WHAT YOU NEED TO DO – Quote every line of the material beneath this one.

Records
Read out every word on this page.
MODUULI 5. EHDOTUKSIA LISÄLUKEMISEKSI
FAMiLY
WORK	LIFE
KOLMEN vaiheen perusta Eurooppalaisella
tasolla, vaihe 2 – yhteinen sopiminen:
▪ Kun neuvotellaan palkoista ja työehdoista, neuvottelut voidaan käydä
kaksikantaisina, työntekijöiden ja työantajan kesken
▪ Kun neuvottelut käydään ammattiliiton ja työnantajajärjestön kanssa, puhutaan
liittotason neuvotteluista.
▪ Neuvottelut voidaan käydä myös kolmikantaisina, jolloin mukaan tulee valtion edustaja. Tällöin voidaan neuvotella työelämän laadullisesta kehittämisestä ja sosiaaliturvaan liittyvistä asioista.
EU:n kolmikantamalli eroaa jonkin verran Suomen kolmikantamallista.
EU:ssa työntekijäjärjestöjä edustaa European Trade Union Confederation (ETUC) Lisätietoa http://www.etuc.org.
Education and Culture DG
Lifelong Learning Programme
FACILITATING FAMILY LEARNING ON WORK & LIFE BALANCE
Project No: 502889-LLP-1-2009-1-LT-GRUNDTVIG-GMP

SOLVED PROBLEM –
Read out every word on this page.
MODUULI 5. EHDOTUKSIA LISÄLUKEMISEKSI
FAMiLY
WORK	LIFE
KOLMEN vaiheen perusta Eurooppalaisella
tasolla, vaihe 2 – yhteinen sopiminen:
▪ Kun neuvotellaan palkoista ja työehdoista, neuvottelut voidaan käydä
kaksikantaisina, työntekijöiden ja työantajan kesken
▪ Kun neuvottelut käydään ammattiliiton ja työnantajajärjestön kanssa, puhutaan
liittotason neuvotteluista.
▪ Neuvottelut voidaan käydä myös kolmikantaisina, jolloin mukaan tulee valtion edustaja. Tällöin voidaan neuvotella työelämän laadullisesta kehittämisestä ja sosiaaliturvaan liittyvistä asioista.
EU:n kolmikantamalli eroaa jonkin verran Suomen kolmikantamallista.
EU:ssa työntekijäjärjestöjä edustaa European Trade Union Confederation (ETUC) Lisätietoa http://www.etuc.org.
Education and Culture DG
Lifelong Learning Programme
FACILITATING FAMILY LEARNING ON WORK & LIFE BALANCE
Project No: 502889-LLP-1-2009-1-LT-GRUNDTVIG-GMP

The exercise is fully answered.